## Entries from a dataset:
=====
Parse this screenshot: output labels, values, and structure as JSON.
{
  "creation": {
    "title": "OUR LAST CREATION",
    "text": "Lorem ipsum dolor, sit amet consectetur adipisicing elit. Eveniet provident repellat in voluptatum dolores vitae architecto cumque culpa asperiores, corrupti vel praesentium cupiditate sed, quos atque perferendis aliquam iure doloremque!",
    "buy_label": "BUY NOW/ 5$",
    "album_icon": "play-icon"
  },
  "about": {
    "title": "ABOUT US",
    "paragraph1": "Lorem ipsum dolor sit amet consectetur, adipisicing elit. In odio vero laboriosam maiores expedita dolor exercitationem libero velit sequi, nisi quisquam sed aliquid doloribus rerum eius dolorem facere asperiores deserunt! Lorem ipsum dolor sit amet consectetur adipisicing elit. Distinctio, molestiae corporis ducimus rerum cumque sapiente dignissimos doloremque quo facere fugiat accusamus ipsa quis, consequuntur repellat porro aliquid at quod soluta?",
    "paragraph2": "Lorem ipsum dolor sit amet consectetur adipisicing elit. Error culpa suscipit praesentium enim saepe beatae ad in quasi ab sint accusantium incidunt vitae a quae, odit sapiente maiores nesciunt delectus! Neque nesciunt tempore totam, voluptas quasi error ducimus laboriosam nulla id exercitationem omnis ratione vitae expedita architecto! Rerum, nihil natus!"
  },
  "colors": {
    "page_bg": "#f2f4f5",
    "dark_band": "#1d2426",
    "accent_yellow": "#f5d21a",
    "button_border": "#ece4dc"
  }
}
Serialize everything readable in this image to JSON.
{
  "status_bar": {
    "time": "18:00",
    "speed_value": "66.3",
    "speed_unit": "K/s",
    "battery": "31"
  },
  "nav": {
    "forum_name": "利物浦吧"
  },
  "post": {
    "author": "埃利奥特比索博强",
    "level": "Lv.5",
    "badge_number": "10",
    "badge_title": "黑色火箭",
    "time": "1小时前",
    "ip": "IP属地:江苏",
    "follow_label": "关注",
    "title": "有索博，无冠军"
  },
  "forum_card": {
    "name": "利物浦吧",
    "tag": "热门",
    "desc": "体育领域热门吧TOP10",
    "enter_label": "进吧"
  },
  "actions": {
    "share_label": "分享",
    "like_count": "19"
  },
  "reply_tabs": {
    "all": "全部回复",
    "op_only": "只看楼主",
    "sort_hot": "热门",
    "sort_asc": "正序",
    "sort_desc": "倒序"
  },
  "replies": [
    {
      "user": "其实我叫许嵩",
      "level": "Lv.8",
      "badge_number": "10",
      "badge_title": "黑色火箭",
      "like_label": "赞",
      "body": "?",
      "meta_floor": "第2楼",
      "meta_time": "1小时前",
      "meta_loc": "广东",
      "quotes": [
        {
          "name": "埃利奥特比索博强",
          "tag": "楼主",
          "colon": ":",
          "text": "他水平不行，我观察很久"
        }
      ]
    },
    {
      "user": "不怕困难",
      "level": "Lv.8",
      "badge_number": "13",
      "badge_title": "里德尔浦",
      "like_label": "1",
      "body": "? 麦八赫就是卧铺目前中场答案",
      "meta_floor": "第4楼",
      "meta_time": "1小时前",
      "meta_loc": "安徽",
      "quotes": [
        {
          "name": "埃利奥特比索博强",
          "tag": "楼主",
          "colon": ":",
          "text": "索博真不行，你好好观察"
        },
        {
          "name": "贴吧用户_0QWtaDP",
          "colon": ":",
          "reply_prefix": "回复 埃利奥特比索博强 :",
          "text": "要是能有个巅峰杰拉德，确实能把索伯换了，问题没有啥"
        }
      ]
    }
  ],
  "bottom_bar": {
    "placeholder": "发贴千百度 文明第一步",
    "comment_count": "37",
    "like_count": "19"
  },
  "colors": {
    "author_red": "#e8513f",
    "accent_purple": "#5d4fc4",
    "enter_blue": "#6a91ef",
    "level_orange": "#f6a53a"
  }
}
=====
## AIM:
Please quote the data above in full, with no line missing.

## COMPLETE RESPONSE:
Parse this screenshot: output labels, values, and structure as JSON.
{
  "creation": {
    "title": "OUR LAST CREATION",
    "text": "Lorem ipsum dolor, sit amet consectetur adipisicing elit. Eveniet provident repellat in voluptatum dolores vitae architecto cumque culpa asperiores, corrupti vel praesentium cupiditate sed, quos atque perferendis aliquam iure doloremque!",
    "buy_label": "BUY NOW/ 5$",
    "album_icon": "play-icon"
  },
  "about": {
    "title": "ABOUT US",
    "paragraph1": "Lorem ipsum dolor sit amet consectetur, adipisicing elit. In odio vero laboriosam maiores expedita dolor exercitationem libero velit sequi, nisi quisquam sed aliquid doloribus rerum eius dolorem facere asperiores deserunt! Lorem ipsum dolor sit amet consectetur adipisicing elit. Distinctio, molestiae corporis ducimus rerum cumque sapiente dignissimos doloremque quo facere fugiat accusamus ipsa quis, consequuntur repellat porro aliquid at quod soluta?",
    "paragraph2": "Lorem ipsum dolor sit amet consectetur adipisicing elit. Error culpa suscipit praesentium enim saepe beatae ad in quasi ab sint accusantium incidunt vitae a quae, odit sapiente maiores nesciunt delectus! Neque nesciunt tempore totam, voluptas quasi error ducimus laboriosam nulla id exercitationem omnis ratione vitae expedita architecto! Rerum, nihil natus!"
  },
  "colors": {
    "page_bg": "#f2f4f5",
    "dark_band": "#1d2426",
    "accent_yellow": "#f5d21a",
    "button_border": "#ece4dc"
  }
}
Serialize everything readable in this image to JSON.
{
  "status_bar": {
    "time": "18:00",
    "speed_value": "66.3",
    "speed_unit": "K/s",
    "battery": "31"
  },
  "nav": {
    "forum_name": "利物浦吧"
  },
  "post": {
    "author": "埃利奥特比索博强",
    "level": "Lv.5",
    "badge_number": "10",
    "badge_title": "黑色火箭",
    "time": "1小时前",
    "ip": "IP属地:江苏",
    "follow_label": "关注",
    "title": "有索博，无冠军"
  },
  "forum_card": {
    "name": "利物浦吧",
    "tag": "热门",
    "desc": "体育领域热门吧TOP10",
    "enter_label": "进吧"
  },
  "actions": {
    "share_label": "分享",
    "like_count": "19"
  },
  "reply_tabs": {
    "all": "全部回复",
    "op_only": "只看楼主",
    "sort_hot": "热门",
    "sort_asc": "正序",
    "sort_desc": "倒序"
  },
  "replies": [
    {
      "user": "其实我叫许嵩",
      "level": "Lv.8",
      "badge_number": "10",
      "badge_title": "黑色火箭",
      "like_label": "赞",
      "body": "?",
      "meta_floor": "第2楼",
      "meta_time": "1小时前",
      "meta_loc": "广东",
      "quotes": [
        {
          "name": "埃利奥特比索博强",
          "tag": "楼主",
          "colon": ":",
          "text": "他水平不行，我观察很久"
        }
      ]
    },
    {
      "user": "不怕困难",
      "level": "Lv.8",
      "badge_number": "13",
      "badge_title": "里德尔浦",
      "like_label": "1",
      "body": "? 麦八赫就是卧铺目前中场答案",
      "meta_floor": "第4楼",
      "meta_time": "1小时前",
      "meta_loc": "安徽",
      "quotes": [
        {
          "name": "埃利奥特比索博强",
          "tag": "楼主",
          "colon": ":",
          "text": "索博真不行，你好好观察"
        },
        {
          "name": "贴吧用户_0QWtaDP",
          "colon": ":",
          "reply_prefix": "回复 埃利奥特比索博强 :",
          "text": "要是能有个巅峰杰拉德，确实能把索伯换了，问题没有啥"
        }
      ]
    }
  ],
  "bottom_bar": {
    "placeholder": "发贴千百度 文明第一步",
    "comment_count": "37",
    "like_count": "19"
  },
  "colors": {
    "author_red": "#e8513f",
    "accent_purple": "#5d4fc4",
    "enter_blue": "#6a91ef",
    "level_orange": "#f6a53a"
  }
}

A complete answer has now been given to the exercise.